• [PROBLEM TO WORK ON] Reproduce all of the data word for word.

──────────────────────────────

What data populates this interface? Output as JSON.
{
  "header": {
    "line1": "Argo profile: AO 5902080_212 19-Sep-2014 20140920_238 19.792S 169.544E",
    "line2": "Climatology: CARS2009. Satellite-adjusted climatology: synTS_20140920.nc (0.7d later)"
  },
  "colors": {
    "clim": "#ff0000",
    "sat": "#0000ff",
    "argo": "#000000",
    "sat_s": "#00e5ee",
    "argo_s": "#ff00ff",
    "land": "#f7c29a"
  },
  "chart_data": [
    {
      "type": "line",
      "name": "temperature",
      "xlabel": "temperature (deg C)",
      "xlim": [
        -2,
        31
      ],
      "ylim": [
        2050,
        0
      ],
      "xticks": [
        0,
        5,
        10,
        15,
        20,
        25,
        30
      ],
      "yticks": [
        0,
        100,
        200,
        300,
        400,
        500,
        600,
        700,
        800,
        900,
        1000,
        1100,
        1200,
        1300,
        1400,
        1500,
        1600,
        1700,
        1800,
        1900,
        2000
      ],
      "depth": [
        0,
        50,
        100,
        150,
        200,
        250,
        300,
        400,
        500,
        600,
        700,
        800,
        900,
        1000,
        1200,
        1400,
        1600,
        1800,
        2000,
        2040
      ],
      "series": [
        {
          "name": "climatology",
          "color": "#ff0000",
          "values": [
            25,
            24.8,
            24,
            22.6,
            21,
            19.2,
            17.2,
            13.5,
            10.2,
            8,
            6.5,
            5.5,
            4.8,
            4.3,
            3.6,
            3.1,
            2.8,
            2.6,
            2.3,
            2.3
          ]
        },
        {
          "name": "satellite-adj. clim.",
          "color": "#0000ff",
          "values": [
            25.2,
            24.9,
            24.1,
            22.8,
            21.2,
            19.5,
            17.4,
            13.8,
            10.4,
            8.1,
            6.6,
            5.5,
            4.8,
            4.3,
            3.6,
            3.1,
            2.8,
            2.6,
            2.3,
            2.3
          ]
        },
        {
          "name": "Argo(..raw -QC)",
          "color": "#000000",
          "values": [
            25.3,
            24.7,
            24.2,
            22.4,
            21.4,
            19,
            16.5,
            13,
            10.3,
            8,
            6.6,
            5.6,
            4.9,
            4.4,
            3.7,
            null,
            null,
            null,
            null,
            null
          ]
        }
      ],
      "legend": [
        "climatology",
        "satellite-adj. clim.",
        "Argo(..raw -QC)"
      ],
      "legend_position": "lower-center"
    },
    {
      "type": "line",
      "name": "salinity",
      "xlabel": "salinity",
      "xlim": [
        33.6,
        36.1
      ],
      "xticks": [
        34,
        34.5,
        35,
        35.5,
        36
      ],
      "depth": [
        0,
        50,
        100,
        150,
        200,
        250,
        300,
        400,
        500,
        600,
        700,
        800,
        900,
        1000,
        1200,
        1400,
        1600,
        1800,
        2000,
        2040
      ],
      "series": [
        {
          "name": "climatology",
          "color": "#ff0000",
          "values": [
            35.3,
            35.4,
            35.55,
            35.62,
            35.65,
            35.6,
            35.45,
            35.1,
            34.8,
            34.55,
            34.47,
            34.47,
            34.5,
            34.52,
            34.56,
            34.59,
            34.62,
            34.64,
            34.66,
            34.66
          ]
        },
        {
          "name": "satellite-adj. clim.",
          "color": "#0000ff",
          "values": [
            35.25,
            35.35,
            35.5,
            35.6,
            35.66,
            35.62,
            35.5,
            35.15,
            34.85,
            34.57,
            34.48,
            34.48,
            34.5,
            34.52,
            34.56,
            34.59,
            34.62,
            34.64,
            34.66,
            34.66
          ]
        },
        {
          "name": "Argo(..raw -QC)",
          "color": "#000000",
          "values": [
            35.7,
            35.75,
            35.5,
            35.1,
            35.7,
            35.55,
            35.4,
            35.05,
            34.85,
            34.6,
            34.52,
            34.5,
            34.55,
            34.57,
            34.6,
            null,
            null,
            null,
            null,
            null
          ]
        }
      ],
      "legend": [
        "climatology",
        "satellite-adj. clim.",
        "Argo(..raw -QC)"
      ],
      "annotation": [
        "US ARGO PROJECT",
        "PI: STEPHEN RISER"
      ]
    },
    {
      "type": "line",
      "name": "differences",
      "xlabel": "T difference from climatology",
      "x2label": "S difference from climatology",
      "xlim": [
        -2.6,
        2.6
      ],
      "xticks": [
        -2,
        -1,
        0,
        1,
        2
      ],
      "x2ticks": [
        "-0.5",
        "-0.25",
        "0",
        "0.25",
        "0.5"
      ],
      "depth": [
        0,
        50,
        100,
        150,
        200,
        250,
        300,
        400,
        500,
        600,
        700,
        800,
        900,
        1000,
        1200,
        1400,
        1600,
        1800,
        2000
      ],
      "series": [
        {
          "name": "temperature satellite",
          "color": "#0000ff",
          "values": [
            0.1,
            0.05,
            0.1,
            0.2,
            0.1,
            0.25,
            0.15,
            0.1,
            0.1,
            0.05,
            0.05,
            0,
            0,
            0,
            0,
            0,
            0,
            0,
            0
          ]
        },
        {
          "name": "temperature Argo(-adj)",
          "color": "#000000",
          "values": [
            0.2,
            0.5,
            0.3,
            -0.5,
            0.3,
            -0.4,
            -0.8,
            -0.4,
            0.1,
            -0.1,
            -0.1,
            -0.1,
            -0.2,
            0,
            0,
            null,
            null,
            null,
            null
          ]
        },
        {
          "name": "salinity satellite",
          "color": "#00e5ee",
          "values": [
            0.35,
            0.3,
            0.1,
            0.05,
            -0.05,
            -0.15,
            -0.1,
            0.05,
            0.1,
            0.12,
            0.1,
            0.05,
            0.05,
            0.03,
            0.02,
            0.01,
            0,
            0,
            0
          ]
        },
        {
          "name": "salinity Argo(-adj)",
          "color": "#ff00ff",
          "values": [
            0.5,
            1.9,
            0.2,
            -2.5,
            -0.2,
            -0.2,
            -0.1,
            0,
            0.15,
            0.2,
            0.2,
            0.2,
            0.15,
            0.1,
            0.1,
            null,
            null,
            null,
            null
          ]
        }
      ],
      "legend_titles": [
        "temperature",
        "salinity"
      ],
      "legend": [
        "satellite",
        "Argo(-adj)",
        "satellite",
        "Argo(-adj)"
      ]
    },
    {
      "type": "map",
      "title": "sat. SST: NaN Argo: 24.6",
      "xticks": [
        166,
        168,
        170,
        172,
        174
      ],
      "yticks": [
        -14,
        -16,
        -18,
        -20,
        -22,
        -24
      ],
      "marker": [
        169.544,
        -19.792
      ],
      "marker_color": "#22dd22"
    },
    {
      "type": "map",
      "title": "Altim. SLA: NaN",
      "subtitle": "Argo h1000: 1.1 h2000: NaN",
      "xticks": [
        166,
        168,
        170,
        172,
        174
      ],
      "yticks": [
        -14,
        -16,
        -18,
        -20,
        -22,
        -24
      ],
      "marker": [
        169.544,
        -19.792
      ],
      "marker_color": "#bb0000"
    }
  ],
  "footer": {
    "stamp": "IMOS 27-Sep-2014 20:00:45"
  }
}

──────────────────────────────

• [SOLUTION TO THE EXERCISE]
What data populates this interface? Output as JSON.
{
  "header": {
    "line1": "Argo profile: AO 5902080_212 19-Sep-2014 20140920_238 19.792S 169.544E",
    "line2": "Climatology: CARS2009. Satellite-adjusted climatology: synTS_20140920.nc (0.7d later)"
  },
  "colors": {
    "clim": "#ff0000",
    "sat": "#0000ff",
    "argo": "#000000",
    "sat_s": "#00e5ee",
    "argo_s": "#ff00ff",
    "land": "#f7c29a"
  },
  "chart_data": [
    {
      "type": "line",
      "name": "temperature",
      "xlabel": "temperature (deg C)",
      "xlim": [
        -2,
        31
      ],
      "ylim": [
        2050,
        0
      ],
      "xticks": [
        0,
        5,
        10,
        15,
        20,
        25,
        30
      ],
      "yticks": [
        0,
        100,
        200,
        300,
        400,
        500,
        600,
        700,
        800,
        900,
        1000,
        1100,
        1200,
        1300,
        1400,
        1500,
        1600,
        1700,
        1800,
        1900,
        2000
      ],
      "depth": [
        0,
        50,
        100,
        150,
        200,
        250,
        300,
        400,
        500,
        600,
        700,
        800,
        900,
        1000,
        1200,
        1400,
        1600,
        1800,
        2000,
        2040
      ],
      "series": [
        {
          "name": "climatology",
          "color": "#ff0000",
          "values": [
            25,
            24.8,
            24,
            22.6,
            21,
            19.2,
            17.2,
            13.5,
            10.2,
            8,
            6.5,
            5.5,
            4.8,
            4.3,
            3.6,
            3.1,
            2.8,
            2.6,
            2.3,
            2.3
          ]
        },
        {
          "name": "satellite-adj. clim.",
          "color": "#0000ff",
          "values": [
            25.2,
            24.9,
            24.1,
            22.8,
            21.2,
            19.5,
            17.4,
            13.8,
            10.4,
            8.1,
            6.6,
            5.5,
            4.8,
            4.3,
            3.6,
            3.1,
            2.8,
            2.6,
            2.3,
            2.3
          ]
        },
        {
          "name": "Argo(..raw -QC)",
          "color": "#000000",
          "values": [
            25.3,
            24.7,
            24.2,
            22.4,
            21.4,
            19,
            16.5,
            13,
            10.3,
            8,
            6.6,
            5.6,
            4.9,
            4.4,
            3.7,
            null,
            null,
            null,
            null,
            null
          ]
        }
      ],
      "legend": [
        "climatology",
        "satellite-adj. clim.",
        "Argo(..raw -QC)"
      ],
      "legend_position": "lower-center"
    },
    {
      "type": "line",
      "name": "salinity",
      "xlabel": "salinity",
      "xlim": [
        33.6,
        36.1
      ],
      "xticks": [
        34,
        34.5,
        35,
        35.5,
        36
      ],
      "depth": [
        0,
        50,
        100,
        150,
        200,
        250,
        300,
        400,
        500,
        600,
        700,
        800,
        900,
        1000,
        1200,
        1400,
        1600,
        1800,
        2000,
        2040
      ],
      "series": [
        {
          "name": "climatology",
          "color": "#ff0000",
          "values": [
            35.3,
            35.4,
            35.55,
            35.62,
            35.65,
            35.6,
            35.45,
            35.1,
            34.8,
            34.55,
            34.47,
            34.47,
            34.5,
            34.52,
            34.56,
            34.59,
            34.62,
            34.64,
            34.66,
            34.66
          ]
        },
        {
          "name": "satellite-adj. clim.",
          "color": "#0000ff",
          "values": [
            35.25,
            35.35,
            35.5,
            35.6,
            35.66,
            35.62,
            35.5,
            35.15,
            34.85,
            34.57,
            34.48,
            34.48,
            34.5,
            34.52,
            34.56,
            34.59,
            34.62,
            34.64,
            34.66,
            34.66
          ]
        },
        {
          "name": "Argo(..raw -QC)",
          "color": "#000000",
          "values": [
            35.7,
            35.75,
            35.5,
            35.1,
            35.7,
            35.55,
            35.4,
            35.05,
            34.85,
            34.6,
            34.52,
            34.5,
            34.55,
            34.57,
            34.6,
            null,
            null,
            null,
            null,
            null
          ]
        }
      ],
      "legend": [
        "climatology",
        "satellite-adj. clim.",
        "Argo(..raw -QC)"
      ],
      "annotation": [
        "US ARGO PROJECT",
        "PI: STEPHEN RISER"
      ]
    },
    {
      "type": "line",
      "name": "differences",
      "xlabel": "T difference from climatology",
      "x2label": "S difference from climatology",
      "xlim": [
        -2.6,
        2.6
      ],
      "xticks": [
        -2,
        -1,
        0,
        1,
        2
      ],
      "x2ticks": [
        "-0.5",
        "-0.25",
        "0",
        "0.25",
        "0.5"
      ],
      "depth": [
        0,
        50,
        100,
        150,
        200,
        250,
        300,
        400,
        500,
        600,
        700,
        800,
        900,
        1000,
        1200,
        1400,
        1600,
        1800,
        2000
      ],
      "series": [
        {
          "name": "temperature satellite",
          "color": "#0000ff",
          "values": [
            0.1,
            0.05,
            0.1,
            0.2,
            0.1,
            0.25,
            0.15,
            0.1,
            0.1,
            0.05,
            0.05,
            0,
            0,
            0,
            0,
            0,
            0,
            0,
            0
          ]
        },
        {
          "name": "temperature Argo(-adj)",
          "color": "#000000",
          "values": [
            0.2,
            0.5,
            0.3,
            -0.5,
            0.3,
            -0.4,
            -0.8,
            -0.4,
            0.1,
            -0.1,
            -0.1,
            -0.1,
            -0.2,
            0,
            0,
            null,
            null,
            null,
            null
          ]
        },
        {
          "name": "salinity satellite",
          "color": "#00e5ee",
          "values": [
            0.35,
            0.3,
            0.1,
            0.05,
            -0.05,
            -0.15,
            -0.1,
            0.05,
            0.1,
            0.12,
            0.1,
            0.05,
            0.05,
            0.03,
            0.02,
            0.01,
            0,
            0,
            0
          ]
        },
        {
          "name": "salinity Argo(-adj)",
          "color": "#ff00ff",
          "values": [
            0.5,
            1.9,
            0.2,
            -2.5,
            -0.2,
            -0.2,
            -0.1,
            0,
            0.15,
            0.2,
            0.2,
            0.2,
            0.15,
            0.1,
            0.1,
            null,
            null,
            null,
            null
          ]
        }
      ],
      "legend_titles": [
        "temperature",
        "salinity"
      ],
      "legend": [
        "satellite",
        "Argo(-adj)",
        "satellite",
        "Argo(-adj)"
      ]
    },
    {
      "type": "map",
      "title": "sat. SST: NaN Argo: 24.6",
      "xticks": [
        166,
        168,
        170,
        172,
        174
      ],
      "yticks": [
        -14,
        -16,
        -18,
        -20,
        -22,
        -24
      ],
      "marker": [
        169.544,
        -19.792
      ],
      "marker_color": "#22dd22"
    },
    {
      "type": "map",
      "title": "Altim. SLA: NaN",
      "subtitle": "Argo h1000: 1.1 h2000: NaN",
      "xticks": [
        166,
        168,
        170,
        172,
        174
      ],
      "yticks": [
        -14,
        -16,
        -18,
        -20,
        -22,
        -24
      ],
      "marker": [
        169.544,
        -19.792
      ],
      "marker_color": "#bb0000"
    }
  ],
  "footer": {
    "stamp": "IMOS 27-Sep-2014 20:00:45"
  }
}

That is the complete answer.